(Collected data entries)
__________

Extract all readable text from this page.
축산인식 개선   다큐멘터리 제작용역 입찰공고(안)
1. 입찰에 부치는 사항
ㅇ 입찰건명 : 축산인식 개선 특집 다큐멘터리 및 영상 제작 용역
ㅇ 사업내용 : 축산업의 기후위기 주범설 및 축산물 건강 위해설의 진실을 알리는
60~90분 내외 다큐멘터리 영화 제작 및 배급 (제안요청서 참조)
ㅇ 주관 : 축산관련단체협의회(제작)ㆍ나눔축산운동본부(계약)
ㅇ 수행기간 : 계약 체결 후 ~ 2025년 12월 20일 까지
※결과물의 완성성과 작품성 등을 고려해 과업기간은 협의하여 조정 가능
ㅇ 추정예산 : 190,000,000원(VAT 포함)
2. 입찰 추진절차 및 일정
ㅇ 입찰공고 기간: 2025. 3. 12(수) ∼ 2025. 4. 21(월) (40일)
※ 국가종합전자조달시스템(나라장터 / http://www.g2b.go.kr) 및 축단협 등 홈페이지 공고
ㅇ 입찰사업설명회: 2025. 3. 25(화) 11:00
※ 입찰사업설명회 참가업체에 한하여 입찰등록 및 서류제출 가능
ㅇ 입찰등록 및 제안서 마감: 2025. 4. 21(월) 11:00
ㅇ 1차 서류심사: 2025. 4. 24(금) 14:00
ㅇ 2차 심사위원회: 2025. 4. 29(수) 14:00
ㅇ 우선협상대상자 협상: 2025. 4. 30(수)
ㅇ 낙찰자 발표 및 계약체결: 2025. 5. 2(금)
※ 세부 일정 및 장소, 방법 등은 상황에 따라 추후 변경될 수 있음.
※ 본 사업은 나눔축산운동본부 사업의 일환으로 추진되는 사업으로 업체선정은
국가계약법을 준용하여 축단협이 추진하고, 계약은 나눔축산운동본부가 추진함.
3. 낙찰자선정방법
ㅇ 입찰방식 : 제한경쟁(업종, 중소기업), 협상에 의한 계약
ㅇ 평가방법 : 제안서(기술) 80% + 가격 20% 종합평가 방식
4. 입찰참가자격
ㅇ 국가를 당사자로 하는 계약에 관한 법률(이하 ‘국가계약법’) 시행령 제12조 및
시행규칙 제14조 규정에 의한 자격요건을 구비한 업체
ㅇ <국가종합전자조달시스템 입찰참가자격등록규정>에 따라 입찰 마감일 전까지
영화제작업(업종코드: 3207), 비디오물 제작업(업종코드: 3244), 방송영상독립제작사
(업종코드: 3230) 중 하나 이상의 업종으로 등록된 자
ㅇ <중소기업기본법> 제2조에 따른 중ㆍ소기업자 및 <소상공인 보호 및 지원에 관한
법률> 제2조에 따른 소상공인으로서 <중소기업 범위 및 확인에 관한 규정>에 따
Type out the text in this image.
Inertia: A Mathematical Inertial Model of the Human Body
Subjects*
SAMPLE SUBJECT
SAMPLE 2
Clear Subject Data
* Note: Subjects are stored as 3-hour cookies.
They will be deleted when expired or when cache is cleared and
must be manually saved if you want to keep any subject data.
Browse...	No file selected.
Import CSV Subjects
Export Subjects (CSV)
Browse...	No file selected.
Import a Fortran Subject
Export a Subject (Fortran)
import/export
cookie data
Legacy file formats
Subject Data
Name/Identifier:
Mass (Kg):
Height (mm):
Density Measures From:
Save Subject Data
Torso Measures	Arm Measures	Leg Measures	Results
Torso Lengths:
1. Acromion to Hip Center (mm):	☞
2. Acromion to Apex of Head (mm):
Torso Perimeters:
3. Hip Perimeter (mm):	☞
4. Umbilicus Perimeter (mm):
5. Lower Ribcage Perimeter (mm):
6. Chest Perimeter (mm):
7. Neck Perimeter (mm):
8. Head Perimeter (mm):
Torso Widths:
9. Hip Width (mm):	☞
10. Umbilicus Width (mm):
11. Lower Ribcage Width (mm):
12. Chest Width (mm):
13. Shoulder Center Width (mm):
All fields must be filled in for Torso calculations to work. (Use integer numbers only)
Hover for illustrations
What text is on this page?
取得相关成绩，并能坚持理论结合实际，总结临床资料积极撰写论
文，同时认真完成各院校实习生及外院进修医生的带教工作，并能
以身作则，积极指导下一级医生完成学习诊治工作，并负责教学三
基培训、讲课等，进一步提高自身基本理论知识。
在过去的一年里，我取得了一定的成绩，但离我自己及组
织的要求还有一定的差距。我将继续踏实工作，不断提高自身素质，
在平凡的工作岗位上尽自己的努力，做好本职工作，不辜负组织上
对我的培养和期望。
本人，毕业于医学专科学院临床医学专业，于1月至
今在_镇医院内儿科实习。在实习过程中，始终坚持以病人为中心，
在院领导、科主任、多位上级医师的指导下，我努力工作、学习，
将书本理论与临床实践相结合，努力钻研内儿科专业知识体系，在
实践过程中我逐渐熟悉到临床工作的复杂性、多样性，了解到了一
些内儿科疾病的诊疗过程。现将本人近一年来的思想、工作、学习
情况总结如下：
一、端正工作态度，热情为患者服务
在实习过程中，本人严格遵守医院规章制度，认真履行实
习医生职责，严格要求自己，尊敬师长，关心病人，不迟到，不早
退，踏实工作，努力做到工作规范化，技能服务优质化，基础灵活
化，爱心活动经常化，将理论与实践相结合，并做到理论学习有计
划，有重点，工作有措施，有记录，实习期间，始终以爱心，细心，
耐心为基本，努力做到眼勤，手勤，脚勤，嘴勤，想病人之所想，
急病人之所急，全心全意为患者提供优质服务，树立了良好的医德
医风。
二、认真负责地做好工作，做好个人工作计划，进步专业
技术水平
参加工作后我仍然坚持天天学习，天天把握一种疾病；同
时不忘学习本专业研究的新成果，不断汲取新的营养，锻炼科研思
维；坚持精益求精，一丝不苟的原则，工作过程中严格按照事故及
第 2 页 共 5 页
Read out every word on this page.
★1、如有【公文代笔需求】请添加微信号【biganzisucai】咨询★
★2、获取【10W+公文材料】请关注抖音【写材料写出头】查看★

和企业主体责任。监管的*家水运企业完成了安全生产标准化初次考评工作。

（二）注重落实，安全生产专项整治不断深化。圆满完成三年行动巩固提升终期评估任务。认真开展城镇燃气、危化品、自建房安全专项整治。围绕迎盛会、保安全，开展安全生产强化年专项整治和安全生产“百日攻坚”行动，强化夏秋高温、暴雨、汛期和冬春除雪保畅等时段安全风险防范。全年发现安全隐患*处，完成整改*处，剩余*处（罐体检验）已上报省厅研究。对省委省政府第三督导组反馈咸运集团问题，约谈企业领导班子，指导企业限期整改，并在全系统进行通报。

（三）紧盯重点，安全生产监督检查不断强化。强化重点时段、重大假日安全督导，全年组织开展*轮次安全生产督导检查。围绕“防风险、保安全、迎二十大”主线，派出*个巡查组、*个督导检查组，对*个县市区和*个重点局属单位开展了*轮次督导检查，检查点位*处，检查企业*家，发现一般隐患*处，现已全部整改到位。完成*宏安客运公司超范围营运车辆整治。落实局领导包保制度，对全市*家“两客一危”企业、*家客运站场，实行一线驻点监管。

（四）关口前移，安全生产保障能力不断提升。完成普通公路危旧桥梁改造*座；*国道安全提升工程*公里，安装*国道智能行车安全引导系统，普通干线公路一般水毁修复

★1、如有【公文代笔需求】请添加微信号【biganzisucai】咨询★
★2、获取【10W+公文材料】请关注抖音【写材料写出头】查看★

__________

* What this task involves *
Please reproduce the entire listing, exactly as shown.

* Expected answer *
Extract all readable text from this page.
축산인식 개선   다큐멘터리 제작용역 입찰공고(안)
1. 입찰에 부치는 사항
ㅇ 입찰건명 : 축산인식 개선 특집 다큐멘터리 및 영상 제작 용역
ㅇ 사업내용 : 축산업의 기후위기 주범설 및 축산물 건강 위해설의 진실을 알리는
60~90분 내외 다큐멘터리 영화 제작 및 배급 (제안요청서 참조)
ㅇ 주관 : 축산관련단체협의회(제작)ㆍ나눔축산운동본부(계약)
ㅇ 수행기간 : 계약 체결 후 ~ 2025년 12월 20일 까지
※결과물의 완성성과 작품성 등을 고려해 과업기간은 협의하여 조정 가능
ㅇ 추정예산 : 190,000,000원(VAT 포함)
2. 입찰 추진절차 및 일정
ㅇ 입찰공고 기간: 2025. 3. 12(수) ∼ 2025. 4. 21(월) (40일)
※ 국가종합전자조달시스템(나라장터 / http://www.g2b.go.kr) 및 축단협 등 홈페이지 공고
ㅇ 입찰사업설명회: 2025. 3. 25(화) 11:00
※ 입찰사업설명회 참가업체에 한하여 입찰등록 및 서류제출 가능
ㅇ 입찰등록 및 제안서 마감: 2025. 4. 21(월) 11:00
ㅇ 1차 서류심사: 2025. 4. 24(금) 14:00
ㅇ 2차 심사위원회: 2025. 4. 29(수) 14:00
ㅇ 우선협상대상자 협상: 2025. 4. 30(수)
ㅇ 낙찰자 발표 및 계약체결: 2025. 5. 2(금)
※ 세부 일정 및 장소, 방법 등은 상황에 따라 추후 변경될 수 있음.
※ 본 사업은 나눔축산운동본부 사업의 일환으로 추진되는 사업으로 업체선정은
국가계약법을 준용하여 축단협이 추진하고, 계약은 나눔축산운동본부가 추진함.
3. 낙찰자선정방법
ㅇ 입찰방식 : 제한경쟁(업종, 중소기업), 협상에 의한 계약
ㅇ 평가방법 : 제안서(기술) 80% + 가격 20% 종합평가 방식
4. 입찰참가자격
ㅇ 국가를 당사자로 하는 계약에 관한 법률(이하 ‘국가계약법’) 시행령 제12조 및
시행규칙 제14조 규정에 의한 자격요건을 구비한 업체
ㅇ <국가종합전자조달시스템 입찰참가자격등록규정>에 따라 입찰 마감일 전까지
영화제작업(업종코드: 3207), 비디오물 제작업(업종코드: 3244), 방송영상독립제작사
(업종코드: 3230) 중 하나 이상의 업종으로 등록된 자
ㅇ <중소기업기본법> 제2조에 따른 중ㆍ소기업자 및 <소상공인 보호 및 지원에 관한
법률> 제2조에 따른 소상공인으로서 <중소기업 범위 및 확인에 관한 규정>에 따
Type out the text in this image.
Inertia: A Mathematical Inertial Model of the Human Body
Subjects*
SAMPLE SUBJECT
SAMPLE 2
Clear Subject Data
* Note: Subjects are stored as 3-hour cookies.
They will be deleted when expired or when cache is cleared and
must be manually saved if you want to keep any subject data.
Browse...	No file selected.
Import CSV Subjects
Export Subjects (CSV)
Browse...	No file selected.
Import a Fortran Subject
Export a Subject (Fortran)
import/export
cookie data
Legacy file formats
Subject Data
Name/Identifier:
Mass (Kg):
Height (mm):
Density Measures From:
Save Subject Data
Torso Measures	Arm Measures	Leg Measures	Results
Torso Lengths:
1. Acromion to Hip Center (mm):	☞
2. Acromion to Apex of Head (mm):
Torso Perimeters:
3. Hip Perimeter (mm):	☞
4. Umbilicus Perimeter (mm):
5. Lower Ribcage Perimeter (mm):
6. Chest Perimeter (mm):
7. Neck Perimeter (mm):
8. Head Perimeter (mm):
Torso Widths:
9. Hip Width (mm):	☞
10. Umbilicus Width (mm):
11. Lower Ribcage Width (mm):
12. Chest Width (mm):
13. Shoulder Center Width (mm):
All fields must be filled in for Torso calculations to work. (Use integer numbers only)
Hover for illustrations
What text is on this page?
取得相关成绩，并能坚持理论结合实际，总结临床资料积极撰写论
文，同时认真完成各院校实习生及外院进修医生的带教工作，并能
以身作则，积极指导下一级医生完成学习诊治工作，并负责教学三
基培训、讲课等，进一步提高自身基本理论知识。
在过去的一年里，我取得了一定的成绩，但离我自己及组
织的要求还有一定的差距。我将继续踏实工作，不断提高自身素质，
在平凡的工作岗位上尽自己的努力，做好本职工作，不辜负组织上
对我的培养和期望。
本人，毕业于医学专科学院临床医学专业，于1月至
今在_镇医院内儿科实习。在实习过程中，始终坚持以病人为中心，
在院领导、科主任、多位上级医师的指导下，我努力工作、学习，
将书本理论与临床实践相结合，努力钻研内儿科专业知识体系，在
实践过程中我逐渐熟悉到临床工作的复杂性、多样性，了解到了一
些内儿科疾病的诊疗过程。现将本人近一年来的思想、工作、学习
情况总结如下：
一、端正工作态度，热情为患者服务
在实习过程中，本人严格遵守医院规章制度，认真履行实
习医生职责，严格要求自己，尊敬师长，关心病人，不迟到，不早
退，踏实工作，努力做到工作规范化，技能服务优质化，基础灵活
化，爱心活动经常化，将理论与实践相结合，并做到理论学习有计
划，有重点，工作有措施，有记录，实习期间，始终以爱心，细心，
耐心为基本，努力做到眼勤，手勤，脚勤，嘴勤，想病人之所想，
急病人之所急，全心全意为患者提供优质服务，树立了良好的医德
医风。
二、认真负责地做好工作，做好个人工作计划，进步专业
技术水平
参加工作后我仍然坚持天天学习，天天把握一种疾病；同
时不忘学习本专业研究的新成果，不断汲取新的营养，锻炼科研思
维；坚持精益求精，一丝不苟的原则，工作过程中严格按照事故及
第 2 页 共 5 页
Read out every word on this page.
★1、如有【公文代笔需求】请添加微信号【biganzisucai】咨询★
★2、获取【10W+公文材料】请关注抖音【写材料写出头】查看★

和企业主体责任。监管的*家水运企业完成了安全生产标准化初次考评工作。

（二）注重落实，安全生产专项整治不断深化。圆满完成三年行动巩固提升终期评估任务。认真开展城镇燃气、危化品、自建房安全专项整治。围绕迎盛会、保安全，开展安全生产强化年专项整治和安全生产“百日攻坚”行动，强化夏秋高温、暴雨、汛期和冬春除雪保畅等时段安全风险防范。全年发现安全隐患*处，完成整改*处，剩余*处（罐体检验）已上报省厅研究。对省委省政府第三督导组反馈咸运集团问题，约谈企业领导班子，指导企业限期整改，并在全系统进行通报。

（三）紧盯重点，安全生产监督检查不断强化。强化重点时段、重大假日安全督导，全年组织开展*轮次安全生产督导检查。围绕“防风险、保安全、迎二十大”主线，派出*个巡查组、*个督导检查组，对*个县市区和*个重点局属单位开展了*轮次督导检查，检查点位*处，检查企业*家，发现一般隐患*处，现已全部整改到位。完成*宏安客运公司超范围营运车辆整治。落实局领导包保制度，对全市*家“两客一危”企业、*家客运站场，实行一线驻点监管。

（四）关口前移，安全生产保障能力不断提升。完成普通公路危旧桥梁改造*座；*国道安全提升工程*公里，安装*国道智能行车安全引导系统，普通干线公路一般水毁修复

★1、如有【公文代笔需求】请添加微信号【biganzisucai】咨询★
★2、获取【10W+公文材料】请关注抖音【写材料写出头】查看★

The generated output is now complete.